** START OF MATERIAL PROVIDED **
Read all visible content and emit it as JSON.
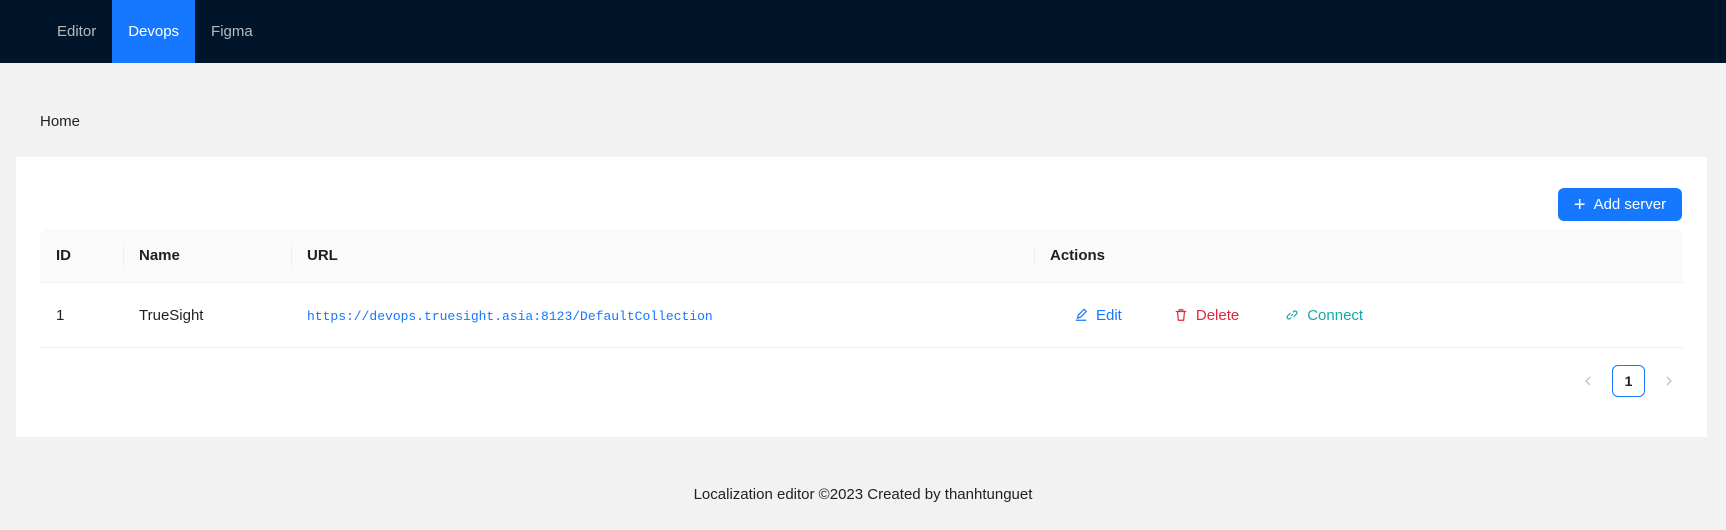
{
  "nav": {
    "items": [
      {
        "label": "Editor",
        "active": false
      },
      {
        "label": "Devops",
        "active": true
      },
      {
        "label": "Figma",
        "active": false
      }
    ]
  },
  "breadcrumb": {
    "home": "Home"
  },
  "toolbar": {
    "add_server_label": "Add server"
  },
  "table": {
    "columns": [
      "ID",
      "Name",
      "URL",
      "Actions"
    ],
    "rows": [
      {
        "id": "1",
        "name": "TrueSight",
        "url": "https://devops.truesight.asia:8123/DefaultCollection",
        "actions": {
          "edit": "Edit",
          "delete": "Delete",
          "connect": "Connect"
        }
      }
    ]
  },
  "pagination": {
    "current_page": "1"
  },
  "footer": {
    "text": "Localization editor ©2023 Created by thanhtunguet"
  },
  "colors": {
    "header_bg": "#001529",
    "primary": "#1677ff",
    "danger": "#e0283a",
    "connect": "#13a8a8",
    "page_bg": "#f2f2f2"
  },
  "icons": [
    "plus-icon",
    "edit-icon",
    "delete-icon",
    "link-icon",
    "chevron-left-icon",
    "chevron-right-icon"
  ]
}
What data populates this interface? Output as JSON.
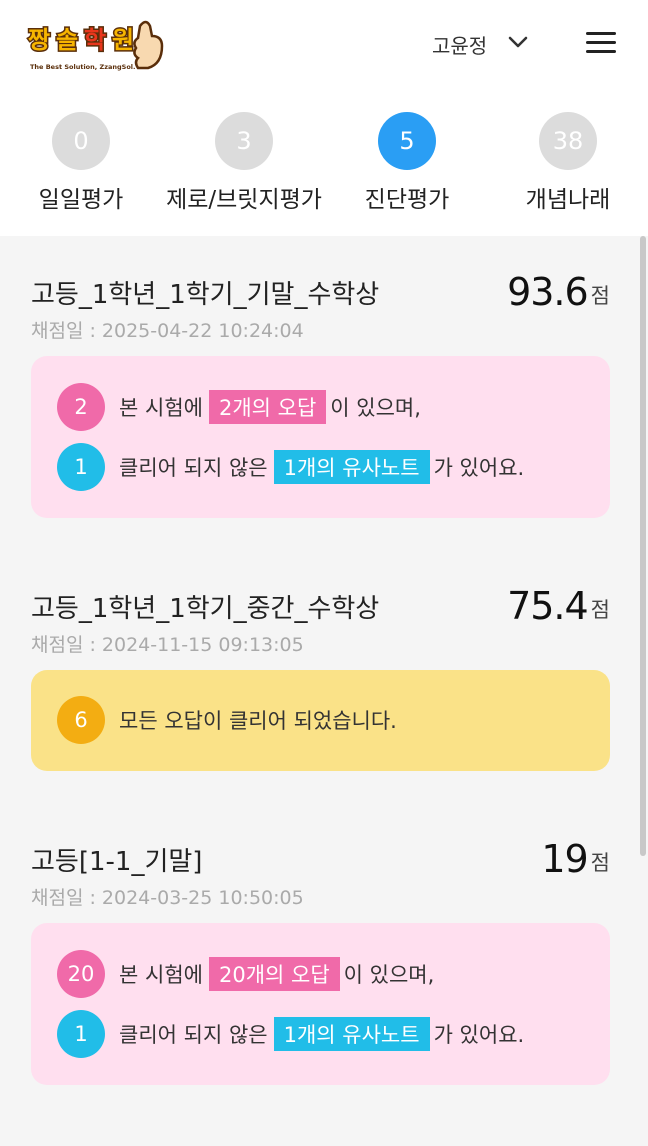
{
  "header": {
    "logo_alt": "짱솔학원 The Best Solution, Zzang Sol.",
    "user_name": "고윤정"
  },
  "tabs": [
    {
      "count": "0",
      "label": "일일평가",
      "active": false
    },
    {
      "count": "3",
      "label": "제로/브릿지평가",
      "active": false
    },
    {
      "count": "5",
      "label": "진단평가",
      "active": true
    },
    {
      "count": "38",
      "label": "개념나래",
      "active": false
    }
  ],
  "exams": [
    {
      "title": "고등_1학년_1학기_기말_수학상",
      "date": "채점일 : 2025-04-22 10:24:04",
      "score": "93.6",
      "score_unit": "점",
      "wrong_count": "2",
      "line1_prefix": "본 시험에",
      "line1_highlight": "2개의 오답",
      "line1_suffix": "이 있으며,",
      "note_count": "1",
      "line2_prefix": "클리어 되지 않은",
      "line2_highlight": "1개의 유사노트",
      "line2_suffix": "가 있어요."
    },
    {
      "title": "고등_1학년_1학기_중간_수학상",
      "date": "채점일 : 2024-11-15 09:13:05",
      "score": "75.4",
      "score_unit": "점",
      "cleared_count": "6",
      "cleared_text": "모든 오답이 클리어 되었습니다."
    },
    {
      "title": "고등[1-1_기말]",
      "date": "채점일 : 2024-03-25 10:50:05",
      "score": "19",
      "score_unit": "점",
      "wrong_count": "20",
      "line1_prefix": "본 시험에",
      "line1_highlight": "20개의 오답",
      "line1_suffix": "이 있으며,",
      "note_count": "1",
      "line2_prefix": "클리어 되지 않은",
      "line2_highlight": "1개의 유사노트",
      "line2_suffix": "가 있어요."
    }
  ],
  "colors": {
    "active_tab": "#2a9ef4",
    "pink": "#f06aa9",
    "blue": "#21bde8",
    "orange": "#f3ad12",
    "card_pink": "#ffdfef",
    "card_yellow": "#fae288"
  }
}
** END OF MATERIAL PROVIDED **
DO THIS: Reproduce all of the data exactly; the pictures do not belong in the copy.

RESULT OF THE EXERCISE:
Read all visible content and emit it as JSON.
{
  "nav": {
    "items": [
      {
        "label": "Editor",
        "active": false
      },
      {
        "label": "Devops",
        "active": true
      },
      {
        "label": "Figma",
        "active": false
      }
    ]
  },
  "breadcrumb": {
    "home": "Home"
  },
  "toolbar": {
    "add_server_label": "Add server"
  },
  "table": {
    "columns": [
      "ID",
      "Name",
      "URL",
      "Actions"
    ],
    "rows": [
      {
        "id": "1",
        "name": "TrueSight",
        "url": "https://devops.truesight.asia:8123/DefaultCollection",
        "actions": {
          "edit": "Edit",
          "delete": "Delete",
          "connect": "Connect"
        }
      }
    ]
  },
  "pagination": {
    "current_page": "1"
  },
  "footer": {
    "text": "Localization editor ©2023 Created by thanhtunguet"
  },
  "colors": {
    "header_bg": "#001529",
    "primary": "#1677ff",
    "danger": "#e0283a",
    "connect": "#13a8a8",
    "page_bg": "#f2f2f2"
  },
  "icons": [
    "plus-icon",
    "edit-icon",
    "delete-icon",
    "link-icon",
    "chevron-left-icon",
    "chevron-right-icon"
  ]
}
What data populates this interface? Output as JSON.
{
  "header": {
    "logo_alt": "짱솔학원 The Best Solution, Zzang Sol.",
    "user_name": "고윤정"
  },
  "tabs": [
    {
      "count": "0",
      "label": "일일평가",
      "active": false
    },
    {
      "count": "3",
      "label": "제로/브릿지평가",
      "active": false
    },
    {
      "count": "5",
      "label": "진단평가",
      "active": true
    },
    {
      "count": "38",
      "label": "개념나래",
      "active": false
    }
  ],
  "exams": [
    {
      "title": "고등_1학년_1학기_기말_수학상",
      "date": "채점일 : 2025-04-22 10:24:04",
      "score": "93.6",
      "score_unit": "점",
      "wrong_count": "2",
      "line1_prefix": "본 시험에",
      "line1_highlight": "2개의 오답",
      "line1_suffix": "이 있으며,",
      "note_count": "1",
      "line2_prefix": "클리어 되지 않은",
      "line2_highlight": "1개의 유사노트",
      "line2_suffix": "가 있어요."
    },
    {
      "title": "고등_1학년_1학기_중간_수학상",
      "date": "채점일 : 2024-11-15 09:13:05",
      "score": "75.4",
      "score_unit": "점",
      "cleared_count": "6",
      "cleared_text": "모든 오답이 클리어 되었습니다."
    },
    {
      "title": "고등[1-1_기말]",
      "date": "채점일 : 2024-03-25 10:50:05",
      "score": "19",
      "score_unit": "점",
      "wrong_count": "20",
      "line1_prefix": "본 시험에",
      "line1_highlight": "20개의 오답",
      "line1_suffix": "이 있으며,",
      "note_count": "1",
      "line2_prefix": "클리어 되지 않은",
      "line2_highlight": "1개의 유사노트",
      "line2_suffix": "가 있어요."
    }
  ],
  "colors": {
    "active_tab": "#2a9ef4",
    "pink": "#f06aa9",
    "blue": "#21bde8",
    "orange": "#f3ad12",
    "card_pink": "#ffdfef",
    "card_yellow": "#fae288"
  }
}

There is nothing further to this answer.